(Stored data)
○ ○ ○ ○
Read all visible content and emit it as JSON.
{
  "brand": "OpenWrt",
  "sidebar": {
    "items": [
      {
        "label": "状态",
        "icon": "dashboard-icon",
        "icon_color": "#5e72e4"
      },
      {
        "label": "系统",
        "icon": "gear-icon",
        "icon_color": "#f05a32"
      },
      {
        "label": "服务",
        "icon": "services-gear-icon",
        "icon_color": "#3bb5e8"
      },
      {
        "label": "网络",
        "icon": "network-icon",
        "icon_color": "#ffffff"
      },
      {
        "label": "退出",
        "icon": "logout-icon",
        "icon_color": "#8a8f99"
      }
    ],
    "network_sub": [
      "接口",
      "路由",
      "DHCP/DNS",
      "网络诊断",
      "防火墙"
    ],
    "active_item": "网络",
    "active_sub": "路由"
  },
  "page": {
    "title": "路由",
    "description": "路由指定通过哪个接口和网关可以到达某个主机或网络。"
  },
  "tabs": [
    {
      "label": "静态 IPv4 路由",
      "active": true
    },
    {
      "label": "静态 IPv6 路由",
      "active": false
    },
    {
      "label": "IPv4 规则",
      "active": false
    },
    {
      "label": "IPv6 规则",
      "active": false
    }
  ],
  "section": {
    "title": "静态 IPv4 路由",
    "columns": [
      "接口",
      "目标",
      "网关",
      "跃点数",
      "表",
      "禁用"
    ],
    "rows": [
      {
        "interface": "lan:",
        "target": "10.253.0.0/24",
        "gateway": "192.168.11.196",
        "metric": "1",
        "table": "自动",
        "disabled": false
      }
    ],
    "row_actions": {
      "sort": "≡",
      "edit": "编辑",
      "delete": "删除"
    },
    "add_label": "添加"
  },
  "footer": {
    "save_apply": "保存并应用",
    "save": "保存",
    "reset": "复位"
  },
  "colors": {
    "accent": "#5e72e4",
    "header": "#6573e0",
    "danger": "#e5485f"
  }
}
○ ○ ○ ○
**Work instructions:**
Produce an exact copy of all the records.

**Solution below:**
Read all visible content and emit it as JSON.
{
  "brand": "OpenWrt",
  "sidebar": {
    "items": [
      {
        "label": "状态",
        "icon": "dashboard-icon",
        "icon_color": "#5e72e4"
      },
      {
        "label": "系统",
        "icon": "gear-icon",
        "icon_color": "#f05a32"
      },
      {
        "label": "服务",
        "icon": "services-gear-icon",
        "icon_color": "#3bb5e8"
      },
      {
        "label": "网络",
        "icon": "network-icon",
        "icon_color": "#ffffff"
      },
      {
        "label": "退出",
        "icon": "logout-icon",
        "icon_color": "#8a8f99"
      }
    ],
    "network_sub": [
      "接口",
      "路由",
      "DHCP/DNS",
      "网络诊断",
      "防火墙"
    ],
    "active_item": "网络",
    "active_sub": "路由"
  },
  "page": {
    "title": "路由",
    "description": "路由指定通过哪个接口和网关可以到达某个主机或网络。"
  },
  "tabs": [
    {
      "label": "静态 IPv4 路由",
      "active": true
    },
    {
      "label": "静态 IPv6 路由",
      "active": false
    },
    {
      "label": "IPv4 规则",
      "active": false
    },
    {
      "label": "IPv6 规则",
      "active": false
    }
  ],
  "section": {
    "title": "静态 IPv4 路由",
    "columns": [
      "接口",
      "目标",
      "网关",
      "跃点数",
      "表",
      "禁用"
    ],
    "rows": [
      {
        "interface": "lan:",
        "target": "10.253.0.0/24",
        "gateway": "192.168.11.196",
        "metric": "1",
        "table": "自动",
        "disabled": false
      }
    ],
    "row_actions": {
      "sort": "≡",
      "edit": "编辑",
      "delete": "删除"
    },
    "add_label": "添加"
  },
  "footer": {
    "save_apply": "保存并应用",
    "save": "保存",
    "reset": "复位"
  },
  "colors": {
    "accent": "#5e72e4",
    "header": "#6573e0",
    "danger": "#e5485f"
  }
}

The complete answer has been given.